>> BEGIN

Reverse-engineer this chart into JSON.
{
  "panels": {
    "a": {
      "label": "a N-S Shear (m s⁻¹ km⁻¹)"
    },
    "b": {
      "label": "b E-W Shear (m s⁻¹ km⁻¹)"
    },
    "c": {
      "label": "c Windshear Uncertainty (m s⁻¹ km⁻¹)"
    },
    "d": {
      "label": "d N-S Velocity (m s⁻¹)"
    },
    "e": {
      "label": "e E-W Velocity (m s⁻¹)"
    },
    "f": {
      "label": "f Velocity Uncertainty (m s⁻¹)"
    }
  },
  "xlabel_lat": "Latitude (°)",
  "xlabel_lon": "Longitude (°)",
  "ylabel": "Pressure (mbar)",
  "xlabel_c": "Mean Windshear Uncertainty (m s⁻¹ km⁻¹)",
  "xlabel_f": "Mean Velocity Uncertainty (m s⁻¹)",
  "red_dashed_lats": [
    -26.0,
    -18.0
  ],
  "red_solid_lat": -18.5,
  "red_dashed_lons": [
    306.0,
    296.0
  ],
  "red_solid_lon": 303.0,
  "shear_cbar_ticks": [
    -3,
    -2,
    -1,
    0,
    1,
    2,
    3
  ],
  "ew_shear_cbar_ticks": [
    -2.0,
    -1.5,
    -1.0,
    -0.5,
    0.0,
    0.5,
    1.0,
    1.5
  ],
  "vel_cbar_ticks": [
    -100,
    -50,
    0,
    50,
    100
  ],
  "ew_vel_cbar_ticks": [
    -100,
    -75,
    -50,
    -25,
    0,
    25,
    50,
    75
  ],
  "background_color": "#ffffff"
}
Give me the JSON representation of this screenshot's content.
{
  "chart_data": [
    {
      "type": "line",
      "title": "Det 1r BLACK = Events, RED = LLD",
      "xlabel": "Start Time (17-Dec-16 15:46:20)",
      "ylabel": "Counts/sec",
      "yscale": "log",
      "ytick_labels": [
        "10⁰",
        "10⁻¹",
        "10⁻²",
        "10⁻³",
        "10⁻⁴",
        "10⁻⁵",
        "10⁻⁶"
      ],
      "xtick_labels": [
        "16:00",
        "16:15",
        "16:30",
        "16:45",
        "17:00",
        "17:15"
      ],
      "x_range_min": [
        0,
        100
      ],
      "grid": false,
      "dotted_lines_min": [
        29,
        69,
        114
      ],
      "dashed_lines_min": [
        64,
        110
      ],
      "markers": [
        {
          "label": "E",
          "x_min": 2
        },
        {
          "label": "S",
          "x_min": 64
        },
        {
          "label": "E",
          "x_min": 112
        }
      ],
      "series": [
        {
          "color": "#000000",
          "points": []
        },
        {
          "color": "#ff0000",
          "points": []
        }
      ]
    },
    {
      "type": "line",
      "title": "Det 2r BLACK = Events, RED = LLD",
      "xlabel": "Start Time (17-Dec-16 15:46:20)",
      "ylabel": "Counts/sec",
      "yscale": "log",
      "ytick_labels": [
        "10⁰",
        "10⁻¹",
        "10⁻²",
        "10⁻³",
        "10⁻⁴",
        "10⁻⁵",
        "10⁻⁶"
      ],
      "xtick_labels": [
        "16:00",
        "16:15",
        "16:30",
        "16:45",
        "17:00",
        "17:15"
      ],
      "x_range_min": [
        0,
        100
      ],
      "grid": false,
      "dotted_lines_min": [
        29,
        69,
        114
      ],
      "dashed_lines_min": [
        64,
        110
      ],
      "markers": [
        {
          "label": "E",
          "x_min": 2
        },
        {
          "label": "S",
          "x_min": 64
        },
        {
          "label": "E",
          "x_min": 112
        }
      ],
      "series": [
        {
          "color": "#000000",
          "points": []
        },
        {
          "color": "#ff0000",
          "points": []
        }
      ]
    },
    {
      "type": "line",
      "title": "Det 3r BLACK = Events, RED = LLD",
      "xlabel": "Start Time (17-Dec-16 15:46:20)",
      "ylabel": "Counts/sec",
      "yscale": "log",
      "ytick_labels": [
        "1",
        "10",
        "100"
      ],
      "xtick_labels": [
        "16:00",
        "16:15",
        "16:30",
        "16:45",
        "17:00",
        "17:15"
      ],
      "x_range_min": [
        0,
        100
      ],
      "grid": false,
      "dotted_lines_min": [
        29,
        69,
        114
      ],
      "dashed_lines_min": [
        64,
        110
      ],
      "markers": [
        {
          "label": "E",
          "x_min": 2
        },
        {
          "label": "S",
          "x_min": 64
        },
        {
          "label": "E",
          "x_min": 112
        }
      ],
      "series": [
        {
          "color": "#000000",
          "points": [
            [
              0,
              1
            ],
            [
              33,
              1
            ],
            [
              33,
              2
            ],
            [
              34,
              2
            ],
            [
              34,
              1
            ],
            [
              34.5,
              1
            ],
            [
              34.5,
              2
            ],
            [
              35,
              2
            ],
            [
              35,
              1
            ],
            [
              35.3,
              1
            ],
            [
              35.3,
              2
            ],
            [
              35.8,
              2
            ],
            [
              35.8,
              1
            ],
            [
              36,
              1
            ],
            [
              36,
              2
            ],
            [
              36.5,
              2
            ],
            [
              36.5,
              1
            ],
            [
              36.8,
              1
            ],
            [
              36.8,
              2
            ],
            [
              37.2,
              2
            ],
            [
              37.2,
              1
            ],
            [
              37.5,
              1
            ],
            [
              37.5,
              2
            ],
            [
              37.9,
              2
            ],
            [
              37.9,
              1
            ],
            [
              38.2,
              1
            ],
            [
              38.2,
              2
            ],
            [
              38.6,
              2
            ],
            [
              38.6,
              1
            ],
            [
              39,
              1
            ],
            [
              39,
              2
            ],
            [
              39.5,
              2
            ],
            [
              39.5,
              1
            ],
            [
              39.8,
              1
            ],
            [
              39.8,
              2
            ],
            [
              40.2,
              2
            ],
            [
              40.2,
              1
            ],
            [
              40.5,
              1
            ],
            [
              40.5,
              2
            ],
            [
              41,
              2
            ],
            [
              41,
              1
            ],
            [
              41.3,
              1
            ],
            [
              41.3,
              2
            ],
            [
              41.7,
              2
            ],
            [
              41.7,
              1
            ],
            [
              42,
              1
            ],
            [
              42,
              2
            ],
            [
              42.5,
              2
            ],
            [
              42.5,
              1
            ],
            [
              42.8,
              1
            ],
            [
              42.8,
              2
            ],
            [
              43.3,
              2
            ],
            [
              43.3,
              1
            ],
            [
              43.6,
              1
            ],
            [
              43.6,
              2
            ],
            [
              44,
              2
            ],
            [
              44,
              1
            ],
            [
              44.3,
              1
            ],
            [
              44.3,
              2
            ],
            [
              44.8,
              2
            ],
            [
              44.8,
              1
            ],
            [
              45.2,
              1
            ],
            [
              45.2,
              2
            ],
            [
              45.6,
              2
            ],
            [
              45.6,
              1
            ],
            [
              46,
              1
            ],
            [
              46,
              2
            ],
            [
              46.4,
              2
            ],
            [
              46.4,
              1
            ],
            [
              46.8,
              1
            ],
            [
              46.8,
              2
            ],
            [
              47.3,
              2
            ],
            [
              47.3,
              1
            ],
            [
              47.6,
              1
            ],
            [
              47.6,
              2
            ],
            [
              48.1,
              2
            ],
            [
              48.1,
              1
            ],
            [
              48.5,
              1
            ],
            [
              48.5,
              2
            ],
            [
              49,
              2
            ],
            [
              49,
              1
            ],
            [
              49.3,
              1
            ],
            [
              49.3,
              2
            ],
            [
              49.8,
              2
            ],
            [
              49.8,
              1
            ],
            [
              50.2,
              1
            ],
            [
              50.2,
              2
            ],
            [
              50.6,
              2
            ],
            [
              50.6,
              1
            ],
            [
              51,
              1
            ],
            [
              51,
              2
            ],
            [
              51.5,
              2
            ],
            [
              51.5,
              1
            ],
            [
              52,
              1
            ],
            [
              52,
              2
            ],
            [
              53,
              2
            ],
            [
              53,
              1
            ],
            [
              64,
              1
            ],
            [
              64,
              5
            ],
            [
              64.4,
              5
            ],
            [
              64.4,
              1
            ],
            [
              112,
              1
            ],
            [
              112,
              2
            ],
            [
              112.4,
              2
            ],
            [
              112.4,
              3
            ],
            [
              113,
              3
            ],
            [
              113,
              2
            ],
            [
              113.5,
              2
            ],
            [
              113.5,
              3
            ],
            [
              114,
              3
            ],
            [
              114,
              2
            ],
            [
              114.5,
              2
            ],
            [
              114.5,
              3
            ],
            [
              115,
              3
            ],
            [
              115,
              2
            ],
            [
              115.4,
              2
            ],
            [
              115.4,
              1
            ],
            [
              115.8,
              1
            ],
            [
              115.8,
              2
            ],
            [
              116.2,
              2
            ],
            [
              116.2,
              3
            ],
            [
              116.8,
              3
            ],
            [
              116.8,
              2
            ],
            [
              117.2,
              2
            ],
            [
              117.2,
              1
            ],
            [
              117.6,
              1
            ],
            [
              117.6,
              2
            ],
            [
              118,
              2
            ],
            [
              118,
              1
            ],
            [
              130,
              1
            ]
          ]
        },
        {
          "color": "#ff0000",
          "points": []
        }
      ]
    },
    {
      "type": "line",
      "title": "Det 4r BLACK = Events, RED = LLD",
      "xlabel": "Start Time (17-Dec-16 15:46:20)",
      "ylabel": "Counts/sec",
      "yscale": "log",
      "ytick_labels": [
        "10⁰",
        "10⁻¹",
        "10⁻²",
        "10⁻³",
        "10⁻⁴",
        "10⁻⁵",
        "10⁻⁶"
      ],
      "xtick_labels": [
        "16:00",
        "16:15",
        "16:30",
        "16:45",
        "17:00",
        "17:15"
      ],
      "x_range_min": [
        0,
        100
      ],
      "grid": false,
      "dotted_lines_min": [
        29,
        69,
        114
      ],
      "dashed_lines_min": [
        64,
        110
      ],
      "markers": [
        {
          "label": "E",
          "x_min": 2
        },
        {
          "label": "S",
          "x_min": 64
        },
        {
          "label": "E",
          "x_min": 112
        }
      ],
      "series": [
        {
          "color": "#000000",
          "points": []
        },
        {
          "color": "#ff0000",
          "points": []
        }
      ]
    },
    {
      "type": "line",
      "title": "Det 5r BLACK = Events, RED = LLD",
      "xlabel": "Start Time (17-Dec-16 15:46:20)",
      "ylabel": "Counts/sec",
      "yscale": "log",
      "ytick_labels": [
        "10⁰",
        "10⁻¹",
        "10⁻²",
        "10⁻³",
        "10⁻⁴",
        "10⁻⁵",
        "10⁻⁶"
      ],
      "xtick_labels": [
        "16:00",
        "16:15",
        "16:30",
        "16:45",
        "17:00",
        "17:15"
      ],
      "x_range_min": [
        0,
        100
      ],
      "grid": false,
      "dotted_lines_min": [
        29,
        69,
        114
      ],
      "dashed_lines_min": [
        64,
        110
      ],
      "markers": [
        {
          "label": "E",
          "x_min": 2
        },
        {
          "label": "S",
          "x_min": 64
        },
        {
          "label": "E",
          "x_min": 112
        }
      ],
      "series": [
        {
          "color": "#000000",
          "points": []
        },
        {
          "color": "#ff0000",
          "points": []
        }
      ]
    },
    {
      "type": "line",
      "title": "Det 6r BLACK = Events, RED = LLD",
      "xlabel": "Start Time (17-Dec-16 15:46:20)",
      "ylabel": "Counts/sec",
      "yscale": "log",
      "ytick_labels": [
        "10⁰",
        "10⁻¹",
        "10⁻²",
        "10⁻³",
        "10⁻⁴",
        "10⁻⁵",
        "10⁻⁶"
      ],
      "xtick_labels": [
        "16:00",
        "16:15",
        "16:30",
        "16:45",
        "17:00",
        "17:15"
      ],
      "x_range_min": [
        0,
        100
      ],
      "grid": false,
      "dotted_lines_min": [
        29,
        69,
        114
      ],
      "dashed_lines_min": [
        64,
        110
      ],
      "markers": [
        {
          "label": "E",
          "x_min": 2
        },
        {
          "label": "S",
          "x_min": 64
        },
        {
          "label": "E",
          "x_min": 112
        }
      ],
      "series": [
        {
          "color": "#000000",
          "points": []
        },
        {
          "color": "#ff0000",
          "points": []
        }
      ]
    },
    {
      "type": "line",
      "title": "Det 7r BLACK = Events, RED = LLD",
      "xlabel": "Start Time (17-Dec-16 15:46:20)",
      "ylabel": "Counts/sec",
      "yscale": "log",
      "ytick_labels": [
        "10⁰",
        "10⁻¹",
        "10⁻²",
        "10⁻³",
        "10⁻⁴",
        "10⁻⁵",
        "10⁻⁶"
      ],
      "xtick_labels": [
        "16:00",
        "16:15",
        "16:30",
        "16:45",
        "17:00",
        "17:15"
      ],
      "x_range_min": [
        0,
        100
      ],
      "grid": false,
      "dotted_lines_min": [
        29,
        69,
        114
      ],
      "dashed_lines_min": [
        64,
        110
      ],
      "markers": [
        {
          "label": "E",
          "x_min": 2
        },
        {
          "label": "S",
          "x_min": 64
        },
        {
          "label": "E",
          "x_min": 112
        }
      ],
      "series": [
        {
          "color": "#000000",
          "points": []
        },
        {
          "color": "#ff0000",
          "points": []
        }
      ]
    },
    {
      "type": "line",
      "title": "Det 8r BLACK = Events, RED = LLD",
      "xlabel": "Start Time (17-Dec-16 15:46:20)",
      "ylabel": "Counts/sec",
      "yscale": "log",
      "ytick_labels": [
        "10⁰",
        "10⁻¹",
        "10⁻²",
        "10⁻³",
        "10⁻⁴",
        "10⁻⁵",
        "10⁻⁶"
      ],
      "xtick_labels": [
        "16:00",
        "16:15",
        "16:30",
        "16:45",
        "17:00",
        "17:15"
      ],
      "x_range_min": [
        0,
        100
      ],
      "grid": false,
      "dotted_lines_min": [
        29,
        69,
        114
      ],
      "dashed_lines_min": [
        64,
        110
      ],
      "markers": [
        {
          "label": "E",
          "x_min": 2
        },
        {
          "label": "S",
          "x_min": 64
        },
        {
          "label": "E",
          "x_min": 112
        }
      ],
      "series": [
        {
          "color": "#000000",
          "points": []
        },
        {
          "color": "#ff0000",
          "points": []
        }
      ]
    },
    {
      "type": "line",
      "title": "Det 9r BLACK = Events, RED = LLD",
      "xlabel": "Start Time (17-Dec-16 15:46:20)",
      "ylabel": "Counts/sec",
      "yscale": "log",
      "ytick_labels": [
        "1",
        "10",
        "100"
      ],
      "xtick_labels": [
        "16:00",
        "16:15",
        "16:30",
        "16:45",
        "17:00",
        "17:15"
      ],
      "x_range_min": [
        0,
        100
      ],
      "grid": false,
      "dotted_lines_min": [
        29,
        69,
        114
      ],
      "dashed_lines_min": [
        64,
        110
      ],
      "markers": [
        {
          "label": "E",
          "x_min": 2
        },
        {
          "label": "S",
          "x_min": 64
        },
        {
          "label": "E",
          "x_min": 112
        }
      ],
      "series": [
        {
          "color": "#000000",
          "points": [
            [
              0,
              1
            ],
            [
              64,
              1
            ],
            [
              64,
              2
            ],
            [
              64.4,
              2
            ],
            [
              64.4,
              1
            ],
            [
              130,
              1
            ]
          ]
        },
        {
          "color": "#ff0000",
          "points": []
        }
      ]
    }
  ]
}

>> END
>> BEGIN

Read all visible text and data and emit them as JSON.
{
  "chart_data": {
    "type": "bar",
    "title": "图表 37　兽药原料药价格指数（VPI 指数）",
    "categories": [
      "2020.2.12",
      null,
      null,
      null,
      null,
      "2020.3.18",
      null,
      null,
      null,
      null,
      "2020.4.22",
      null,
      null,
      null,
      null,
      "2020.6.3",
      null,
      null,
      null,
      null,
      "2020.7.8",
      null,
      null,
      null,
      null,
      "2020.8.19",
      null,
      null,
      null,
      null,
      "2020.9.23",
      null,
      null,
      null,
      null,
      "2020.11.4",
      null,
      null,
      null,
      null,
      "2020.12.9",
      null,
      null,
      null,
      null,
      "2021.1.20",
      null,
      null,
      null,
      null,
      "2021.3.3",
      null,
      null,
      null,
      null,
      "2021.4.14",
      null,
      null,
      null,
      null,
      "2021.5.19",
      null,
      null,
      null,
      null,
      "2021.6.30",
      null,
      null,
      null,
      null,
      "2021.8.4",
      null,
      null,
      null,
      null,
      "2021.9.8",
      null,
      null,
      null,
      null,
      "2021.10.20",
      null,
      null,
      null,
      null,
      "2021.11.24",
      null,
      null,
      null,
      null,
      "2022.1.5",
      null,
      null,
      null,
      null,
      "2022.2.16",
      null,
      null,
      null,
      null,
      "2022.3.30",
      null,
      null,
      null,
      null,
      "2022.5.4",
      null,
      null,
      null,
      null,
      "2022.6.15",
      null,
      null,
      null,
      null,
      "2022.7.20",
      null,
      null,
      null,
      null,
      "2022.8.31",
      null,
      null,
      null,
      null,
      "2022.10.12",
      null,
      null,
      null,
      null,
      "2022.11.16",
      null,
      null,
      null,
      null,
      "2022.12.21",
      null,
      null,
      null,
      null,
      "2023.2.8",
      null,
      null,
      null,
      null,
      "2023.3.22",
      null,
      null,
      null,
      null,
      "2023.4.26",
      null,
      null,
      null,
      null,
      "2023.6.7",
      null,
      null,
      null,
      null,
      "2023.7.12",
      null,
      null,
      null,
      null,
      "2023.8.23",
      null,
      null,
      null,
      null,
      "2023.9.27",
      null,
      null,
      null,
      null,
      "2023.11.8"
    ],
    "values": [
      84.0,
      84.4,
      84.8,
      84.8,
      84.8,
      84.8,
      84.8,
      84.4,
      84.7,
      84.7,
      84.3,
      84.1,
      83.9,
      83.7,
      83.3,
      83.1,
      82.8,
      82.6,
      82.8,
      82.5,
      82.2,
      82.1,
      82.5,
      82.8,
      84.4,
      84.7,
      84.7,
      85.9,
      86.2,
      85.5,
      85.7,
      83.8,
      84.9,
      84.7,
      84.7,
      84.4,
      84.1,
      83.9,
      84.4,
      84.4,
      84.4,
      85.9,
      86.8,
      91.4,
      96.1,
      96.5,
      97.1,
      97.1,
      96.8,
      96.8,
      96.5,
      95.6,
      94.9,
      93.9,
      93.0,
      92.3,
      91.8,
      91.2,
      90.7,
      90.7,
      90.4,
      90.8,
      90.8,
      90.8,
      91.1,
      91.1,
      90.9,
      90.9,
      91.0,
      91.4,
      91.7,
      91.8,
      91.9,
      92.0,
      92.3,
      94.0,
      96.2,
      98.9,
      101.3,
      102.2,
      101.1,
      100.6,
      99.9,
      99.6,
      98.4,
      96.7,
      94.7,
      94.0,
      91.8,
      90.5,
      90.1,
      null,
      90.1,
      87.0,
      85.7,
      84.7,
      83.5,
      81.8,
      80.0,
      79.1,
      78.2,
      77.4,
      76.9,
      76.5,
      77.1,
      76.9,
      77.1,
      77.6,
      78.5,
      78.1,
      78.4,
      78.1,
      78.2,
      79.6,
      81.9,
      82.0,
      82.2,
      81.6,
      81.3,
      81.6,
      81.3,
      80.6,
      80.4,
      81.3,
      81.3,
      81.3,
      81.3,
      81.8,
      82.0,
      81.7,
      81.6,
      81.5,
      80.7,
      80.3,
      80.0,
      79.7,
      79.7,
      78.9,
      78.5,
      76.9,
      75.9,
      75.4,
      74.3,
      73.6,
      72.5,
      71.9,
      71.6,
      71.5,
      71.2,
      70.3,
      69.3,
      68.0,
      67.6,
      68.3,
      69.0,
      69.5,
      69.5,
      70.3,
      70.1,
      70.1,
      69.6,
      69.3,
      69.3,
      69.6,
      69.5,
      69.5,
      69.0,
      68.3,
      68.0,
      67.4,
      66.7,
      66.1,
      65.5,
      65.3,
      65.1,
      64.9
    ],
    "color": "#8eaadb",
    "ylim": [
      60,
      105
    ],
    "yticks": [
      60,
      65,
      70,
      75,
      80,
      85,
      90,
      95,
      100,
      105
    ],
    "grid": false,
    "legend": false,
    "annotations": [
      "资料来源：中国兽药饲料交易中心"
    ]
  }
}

>> END

Goal
In the entries above, find lines with "Velocity" and copy each.

Output of the task
      "label": "d N-S Velocity (m s⁻¹)"
      "label": "e E-W Velocity (m s⁻¹)"
      "label": "f Velocity Uncertainty (m s⁻¹)"
  "xlabel_f": "Mean Velocity Uncertainty (m s⁻¹)",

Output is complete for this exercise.